#### ACTIVITY:
The entries should be given again in full. Alter nothing.

BEGIN

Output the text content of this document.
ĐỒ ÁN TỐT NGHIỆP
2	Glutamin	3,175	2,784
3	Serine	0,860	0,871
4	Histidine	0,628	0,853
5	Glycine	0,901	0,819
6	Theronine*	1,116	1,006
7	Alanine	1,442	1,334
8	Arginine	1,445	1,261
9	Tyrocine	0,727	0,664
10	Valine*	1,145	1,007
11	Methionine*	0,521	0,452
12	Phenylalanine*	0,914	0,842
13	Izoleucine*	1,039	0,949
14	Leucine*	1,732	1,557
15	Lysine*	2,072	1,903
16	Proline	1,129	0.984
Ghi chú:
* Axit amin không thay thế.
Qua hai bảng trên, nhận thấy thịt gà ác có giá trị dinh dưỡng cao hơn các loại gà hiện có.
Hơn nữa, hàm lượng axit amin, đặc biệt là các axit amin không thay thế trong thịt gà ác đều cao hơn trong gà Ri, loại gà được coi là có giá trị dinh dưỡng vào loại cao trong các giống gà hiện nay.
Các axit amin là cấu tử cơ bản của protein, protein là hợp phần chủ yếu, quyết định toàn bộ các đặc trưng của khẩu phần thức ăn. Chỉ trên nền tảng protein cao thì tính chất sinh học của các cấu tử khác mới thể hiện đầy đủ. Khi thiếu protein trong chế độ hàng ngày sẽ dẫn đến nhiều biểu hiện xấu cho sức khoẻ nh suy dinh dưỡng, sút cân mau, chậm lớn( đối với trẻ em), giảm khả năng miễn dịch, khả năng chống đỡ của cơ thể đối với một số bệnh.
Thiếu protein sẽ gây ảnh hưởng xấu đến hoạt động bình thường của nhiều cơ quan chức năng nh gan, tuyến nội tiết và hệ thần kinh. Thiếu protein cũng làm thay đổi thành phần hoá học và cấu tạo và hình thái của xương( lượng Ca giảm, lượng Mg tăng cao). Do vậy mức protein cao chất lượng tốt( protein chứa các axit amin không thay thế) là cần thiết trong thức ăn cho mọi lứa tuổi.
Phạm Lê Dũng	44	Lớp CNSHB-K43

END

#### EXPECTED ANSWER:
Output the text content of this document.
ĐỒ ÁN TỐT NGHIỆP
2	Glutamin	3,175	2,784
3	Serine	0,860	0,871
4	Histidine	0,628	0,853
5	Glycine	0,901	0,819
6	Theronine*	1,116	1,006
7	Alanine	1,442	1,334
8	Arginine	1,445	1,261
9	Tyrocine	0,727	0,664
10	Valine*	1,145	1,007
11	Methionine*	0,521	0,452
12	Phenylalanine*	0,914	0,842
13	Izoleucine*	1,039	0,949
14	Leucine*	1,732	1,557
15	Lysine*	2,072	1,903
16	Proline	1,129	0.984
Ghi chú:
* Axit amin không thay thế.
Qua hai bảng trên, nhận thấy thịt gà ác có giá trị dinh dưỡng cao hơn các loại gà hiện có.
Hơn nữa, hàm lượng axit amin, đặc biệt là các axit amin không thay thế trong thịt gà ác đều cao hơn trong gà Ri, loại gà được coi là có giá trị dinh dưỡng vào loại cao trong các giống gà hiện nay.
Các axit amin là cấu tử cơ bản của protein, protein là hợp phần chủ yếu, quyết định toàn bộ các đặc trưng của khẩu phần thức ăn. Chỉ trên nền tảng protein cao thì tính chất sinh học của các cấu tử khác mới thể hiện đầy đủ. Khi thiếu protein trong chế độ hàng ngày sẽ dẫn đến nhiều biểu hiện xấu cho sức khoẻ nh suy dinh dưỡng, sút cân mau, chậm lớn( đối với trẻ em), giảm khả năng miễn dịch, khả năng chống đỡ của cơ thể đối với một số bệnh.
Thiếu protein sẽ gây ảnh hưởng xấu đến hoạt động bình thường của nhiều cơ quan chức năng nh gan, tuyến nội tiết và hệ thần kinh. Thiếu protein cũng làm thay đổi thành phần hoá học và cấu tạo và hình thái của xương( lượng Ca giảm, lượng Mg tăng cao). Do vậy mức protein cao chất lượng tốt( protein chứa các axit amin không thay thế) là cần thiết trong thức ăn cho mọi lứa tuổi.
Phạm Lê Dũng	44	Lớp CNSHB-K43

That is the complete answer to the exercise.